◆ **Problems to solve**
**1.** In the patch below, what status completes a REQ_ATOMIC write that a badblock range prevents from being satisfied?
**2.** Please quote the patch below word for word, starting with "Consolidate the failure" and going on through "release before returning.".

Consolidate the failure paths so that each error label releases exactly
the resources acquired up to that point. err_dec_pending drops pending
references and frees the r1bio, while err_allow_barrier handles the
barrier release before returning.

When a REQ_ATOMIC write cannot be satisfied due to a badblock range,
complete the bio with BLK_STS_NOTSUPP rather than reporting an I/O
error, since the operation is unsupported rather than having failed
during I/O.

Rename max_write_sectors to max_sectors and remove the redundant local
copy.

Signed-off-by: Abd-Alrhman Masalkhi <abd.masalkhi@gmail.com>
---
Changes in v2:
 - new patch, depends on patch 1.
---
 drivers/md/raid1.c | 59 +++++++++++++++++++++++-----------------------
 1 file changed, 30 insertions(+), 29 deletions(-)

diff --git a/drivers/md/raid1.c b/drivers/md/raid1.c
index f0e1c7125972..dc0b7b8bc2f8 100644
--- a/drivers/md/raid1.c
+++ b/drivers/md/raid1.c
@@ -1502,29 +1502,29 @@ static void raid1_start_write_behind(struct mddev *mddev, struct r1bio *r1_bio,
 }
 
 static bool raid1_write_request(struct mddev *mddev, struct bio *bio,
-				int max_write_sectors)
+				int max_sectors)
 {
 	struct r1conf *conf = mddev->private;
 	struct r1bio *r1_bio;
 	int i, disks, k;
 	unsigned long flags;
 	int first_clone;
-	int max_sectors;
 	bool write_behind = false;
-	bool is_discard = (bio_op(bio) == REQ_OP_DISCARD);
+	bool nowait = bio->bi_opf & REQ_NOWAIT;
+	bool is_discard = op_is_discard(bio->bi_opf);
 	sector_t sector = bio->bi_iter.bi_sector;
 
 	if (mddev_is_clustered(mddev) &&
-	    mddev->cluster_ops->area_resyncing(mddev, WRITE,
-		     bio->bi_iter.bi_sector, bio_end_sector(bio))) {
+	    mddev->cluster_ops->area_resyncing(mddev, WRITE, sector,
+					       bio_end_sector(bio))) {
 
-		if (bio->bi_opf & REQ_NOWAIT) {
+		if (nowait) {
 			bio_wouldblock_error(bio);
 			return false;
 		}
 		wait_event_idle(conf->wait_barrier,
 				!mddev->cluster_ops->area_resyncing(mddev, WRITE,
-								    bio->bi_iter.bi_sector,
+								    sector,
 								    bio_end_sector(bio)));
 	}
 
@@ -1533,20 +1533,18 @@ static bool raid1_write_request(struct mddev *mddev, struct bio *bio,
 	 * thread has put up a bar for new requests.
 	 * Continue immediately if no resync is active currently.

◆ **Data shown**
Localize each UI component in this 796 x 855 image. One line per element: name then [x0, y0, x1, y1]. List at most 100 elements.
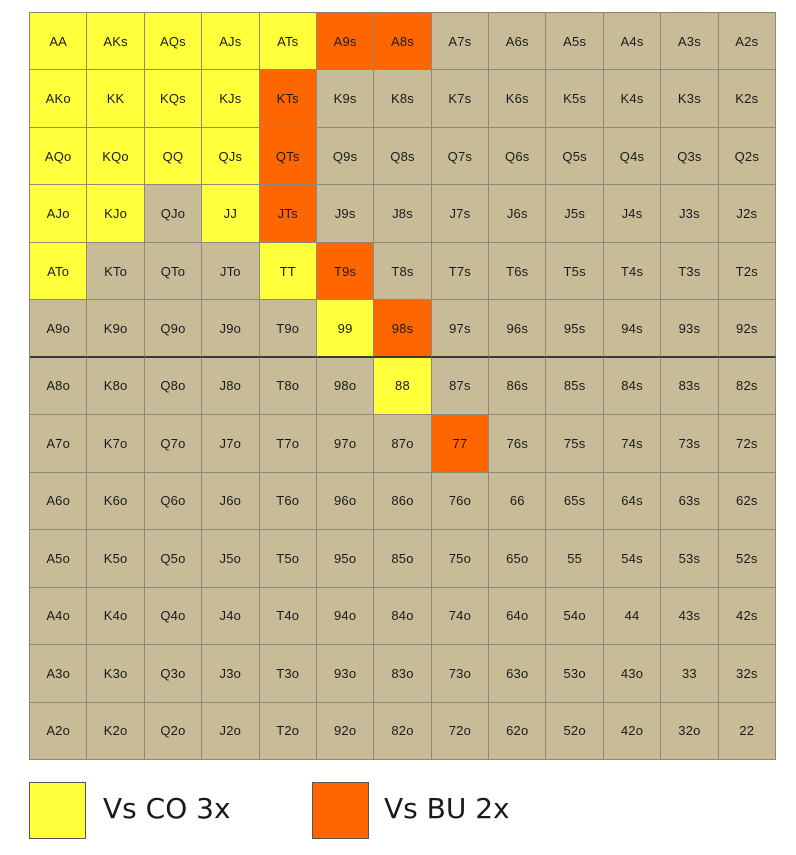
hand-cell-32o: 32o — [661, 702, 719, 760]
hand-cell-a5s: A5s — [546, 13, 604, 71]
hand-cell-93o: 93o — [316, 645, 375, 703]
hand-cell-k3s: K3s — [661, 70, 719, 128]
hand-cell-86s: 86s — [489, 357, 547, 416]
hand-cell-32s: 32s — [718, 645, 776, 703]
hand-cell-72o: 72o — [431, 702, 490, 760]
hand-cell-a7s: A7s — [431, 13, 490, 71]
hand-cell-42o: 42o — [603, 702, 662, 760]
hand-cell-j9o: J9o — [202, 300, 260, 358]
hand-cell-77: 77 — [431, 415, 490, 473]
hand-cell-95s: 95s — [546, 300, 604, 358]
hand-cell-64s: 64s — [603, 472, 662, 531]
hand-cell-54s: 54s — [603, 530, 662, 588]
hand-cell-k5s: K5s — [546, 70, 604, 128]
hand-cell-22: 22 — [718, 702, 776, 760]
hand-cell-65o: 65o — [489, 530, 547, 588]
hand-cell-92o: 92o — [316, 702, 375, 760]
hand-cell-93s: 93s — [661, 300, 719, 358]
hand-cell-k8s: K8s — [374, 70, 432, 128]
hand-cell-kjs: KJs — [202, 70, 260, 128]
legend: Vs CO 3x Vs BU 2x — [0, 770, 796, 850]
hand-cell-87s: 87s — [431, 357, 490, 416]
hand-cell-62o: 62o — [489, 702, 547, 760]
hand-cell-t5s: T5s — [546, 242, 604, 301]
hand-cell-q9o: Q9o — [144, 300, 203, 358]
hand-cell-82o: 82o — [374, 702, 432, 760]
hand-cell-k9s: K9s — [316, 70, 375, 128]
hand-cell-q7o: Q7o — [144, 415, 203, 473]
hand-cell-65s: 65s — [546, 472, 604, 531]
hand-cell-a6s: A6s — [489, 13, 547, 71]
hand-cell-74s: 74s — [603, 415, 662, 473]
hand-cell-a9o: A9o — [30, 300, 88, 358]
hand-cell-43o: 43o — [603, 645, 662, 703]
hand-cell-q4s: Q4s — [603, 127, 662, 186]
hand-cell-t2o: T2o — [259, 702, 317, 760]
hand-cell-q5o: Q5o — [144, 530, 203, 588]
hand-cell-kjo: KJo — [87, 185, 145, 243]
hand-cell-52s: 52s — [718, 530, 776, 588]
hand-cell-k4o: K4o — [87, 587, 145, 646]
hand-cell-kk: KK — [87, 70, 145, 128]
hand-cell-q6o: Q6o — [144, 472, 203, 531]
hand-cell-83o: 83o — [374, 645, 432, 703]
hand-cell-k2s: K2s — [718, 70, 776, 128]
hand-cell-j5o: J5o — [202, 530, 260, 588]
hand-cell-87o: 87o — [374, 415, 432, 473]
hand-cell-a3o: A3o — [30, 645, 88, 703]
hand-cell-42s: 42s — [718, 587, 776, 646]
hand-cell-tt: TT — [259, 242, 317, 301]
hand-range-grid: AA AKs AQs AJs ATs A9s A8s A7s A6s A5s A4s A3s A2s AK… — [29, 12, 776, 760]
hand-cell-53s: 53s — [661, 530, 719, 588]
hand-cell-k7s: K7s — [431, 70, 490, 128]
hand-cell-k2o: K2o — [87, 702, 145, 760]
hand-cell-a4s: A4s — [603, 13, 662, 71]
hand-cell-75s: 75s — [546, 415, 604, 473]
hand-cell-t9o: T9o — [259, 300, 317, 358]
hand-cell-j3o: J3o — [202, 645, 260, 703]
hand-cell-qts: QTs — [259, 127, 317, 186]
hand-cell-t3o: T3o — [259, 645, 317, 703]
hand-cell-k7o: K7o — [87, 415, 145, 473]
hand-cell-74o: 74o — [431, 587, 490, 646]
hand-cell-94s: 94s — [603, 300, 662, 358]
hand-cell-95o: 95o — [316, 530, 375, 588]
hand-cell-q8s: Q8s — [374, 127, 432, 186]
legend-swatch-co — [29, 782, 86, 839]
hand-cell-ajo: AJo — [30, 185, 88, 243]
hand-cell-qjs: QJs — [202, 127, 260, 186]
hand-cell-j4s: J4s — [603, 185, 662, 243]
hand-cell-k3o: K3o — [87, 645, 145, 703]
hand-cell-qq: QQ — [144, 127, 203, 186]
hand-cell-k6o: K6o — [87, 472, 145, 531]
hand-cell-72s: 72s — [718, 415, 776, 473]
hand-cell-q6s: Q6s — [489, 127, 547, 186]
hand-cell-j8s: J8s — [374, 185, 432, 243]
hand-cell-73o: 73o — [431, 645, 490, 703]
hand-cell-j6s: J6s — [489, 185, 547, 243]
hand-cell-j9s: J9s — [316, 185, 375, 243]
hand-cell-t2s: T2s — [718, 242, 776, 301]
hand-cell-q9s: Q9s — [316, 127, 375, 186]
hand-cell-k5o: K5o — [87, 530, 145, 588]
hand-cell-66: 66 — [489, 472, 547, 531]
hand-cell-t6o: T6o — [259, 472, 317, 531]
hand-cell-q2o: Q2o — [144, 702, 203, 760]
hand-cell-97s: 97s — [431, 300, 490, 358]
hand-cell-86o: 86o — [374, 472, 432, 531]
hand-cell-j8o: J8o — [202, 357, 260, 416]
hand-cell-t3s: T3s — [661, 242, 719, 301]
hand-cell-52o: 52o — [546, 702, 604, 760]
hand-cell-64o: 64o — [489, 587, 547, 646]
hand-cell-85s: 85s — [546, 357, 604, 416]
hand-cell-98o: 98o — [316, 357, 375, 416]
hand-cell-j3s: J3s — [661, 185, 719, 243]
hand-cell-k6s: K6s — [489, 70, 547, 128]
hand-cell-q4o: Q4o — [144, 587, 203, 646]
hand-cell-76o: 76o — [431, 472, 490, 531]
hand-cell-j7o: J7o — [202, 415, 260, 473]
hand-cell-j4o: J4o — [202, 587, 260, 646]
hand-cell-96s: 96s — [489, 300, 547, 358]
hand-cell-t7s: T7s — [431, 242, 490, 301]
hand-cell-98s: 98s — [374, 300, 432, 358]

◆ **Task-by-task outputs**
**1.** BLK_STS_NOTSUPP

**2.**
Consolidate the failure paths so that each error label releases exactly
the resources acquired up to that point. err_dec_pending drops pending
references and frees the r1bio, while err_allow_barrier handles the
barrier release before returning.